#### Extracted information
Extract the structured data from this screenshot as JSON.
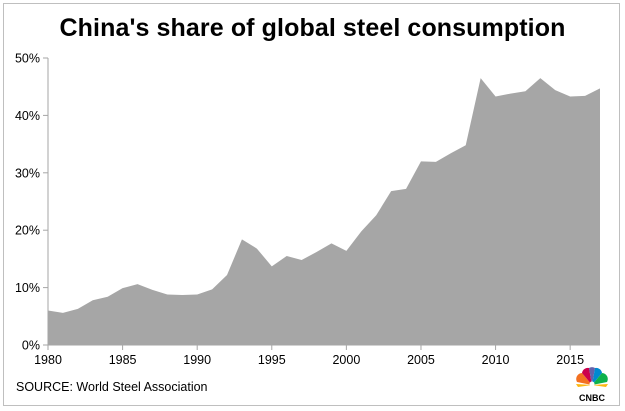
{
  "title": "China's share of global steel consumption",
  "source": "SOURCE: World Steel Association",
  "logo_text": "CNBC",
  "chart_data": {
    "type": "area",
    "title": "China's share of global steel consumption",
    "xlabel": "",
    "ylabel": "",
    "x": [
      1980,
      1981,
      1982,
      1983,
      1984,
      1985,
      1986,
      1987,
      1988,
      1989,
      1990,
      1991,
      1992,
      1993,
      1994,
      1995,
      1996,
      1997,
      1998,
      1999,
      2000,
      2001,
      2002,
      2003,
      2004,
      2005,
      2006,
      2007,
      2008,
      2009,
      2010,
      2011,
      2012,
      2013,
      2014,
      2015,
      2016,
      2017
    ],
    "series": [
      {
        "values": [
          6.0,
          5.6,
          6.3,
          7.8,
          8.4,
          9.9,
          10.6,
          9.6,
          8.8,
          8.7,
          8.8,
          9.7,
          12.2,
          18.4,
          16.8,
          13.7,
          15.5,
          14.8,
          16.2,
          17.7,
          16.4,
          19.8,
          22.6,
          26.8,
          27.2,
          32.0,
          31.9,
          33.4,
          34.8,
          46.5,
          43.3,
          43.8,
          44.2,
          46.5,
          44.4,
          43.3,
          43.4,
          44.7
        ],
        "color": "#a6a6a6"
      }
    ],
    "xlim": [
      1980,
      2017
    ],
    "ylim": [
      0,
      50
    ],
    "x_ticks": [
      1980,
      1985,
      1990,
      1995,
      2000,
      2005,
      2010,
      2015
    ],
    "x_tick_labels": [
      "1980",
      "1985",
      "1990",
      "1995",
      "2000",
      "2005",
      "2010",
      "2015"
    ],
    "y_ticks": [
      0,
      10,
      20,
      30,
      40,
      50
    ],
    "y_tick_labels": [
      "0%",
      "10%",
      "20%",
      "30%",
      "40%",
      "50%"
    ],
    "grid": false,
    "legend": "none",
    "colors": {
      "area": "#a6a6a6",
      "axis": "#a6a6a6",
      "text": "#000000"
    }
  }
}
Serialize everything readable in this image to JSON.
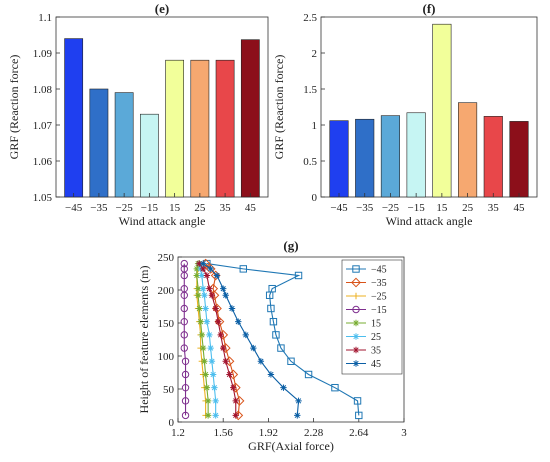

#### Instruction
Restate the whole listing above exactly, please, omitting every image.

#### Task solution
Extract the structured data from this screenshot as JSON.
{
  "title": "China's share of global steel consumption",
  "source": "SOURCE: World Steel Association",
  "logo_text": "CNBC",
  "chart_data": {
    "type": "area",
    "title": "China's share of global steel consumption",
    "xlabel": "",
    "ylabel": "",
    "x": [
      1980,
      1981,
      1982,
      1983,
      1984,
      1985,
      1986,
      1987,
      1988,
      1989,
      1990,
      1991,
      1992,
      1993,
      1994,
      1995,
      1996,
      1997,
      1998,
      1999,
      2000,
      2001,
      2002,
      2003,
      2004,
      2005,
      2006,
      2007,
      2008,
      2009,
      2010,
      2011,
      2012,
      2013,
      2014,
      2015,
      2016,
      2017
    ],
    "series": [
      {
        "values": [
          6.0,
          5.6,
          6.3,
          7.8,
          8.4,
          9.9,
          10.6,
          9.6,
          8.8,
          8.7,
          8.8,
          9.7,
          12.2,
          18.4,
          16.8,
          13.7,
          15.5,
          14.8,
          16.2,
          17.7,
          16.4,
          19.8,
          22.6,
          26.8,
          27.2,
          32.0,
          31.9,
          33.4,
          34.8,
          46.5,
          43.3,
          43.8,
          44.2,
          46.5,
          44.4,
          43.3,
          43.4,
          44.7
        ],
        "color": "#a6a6a6"
      }
    ],
    "xlim": [
      1980,
      2017
    ],
    "ylim": [
      0,
      50
    ],
    "x_ticks": [
      1980,
      1985,
      1990,
      1995,
      2000,
      2005,
      2010,
      2015
    ],
    "x_tick_labels": [
      "1980",
      "1985",
      "1990",
      "1995",
      "2000",
      "2005",
      "2010",
      "2015"
    ],
    "y_ticks": [
      0,
      10,
      20,
      30,
      40,
      50
    ],
    "y_tick_labels": [
      "0%",
      "10%",
      "20%",
      "30%",
      "40%",
      "50%"
    ],
    "grid": false,
    "legend": "none",
    "colors": {
      "area": "#a6a6a6",
      "axis": "#a6a6a6",
      "text": "#000000"
    }
  }
}
Serialize everything readable in this image to JSON.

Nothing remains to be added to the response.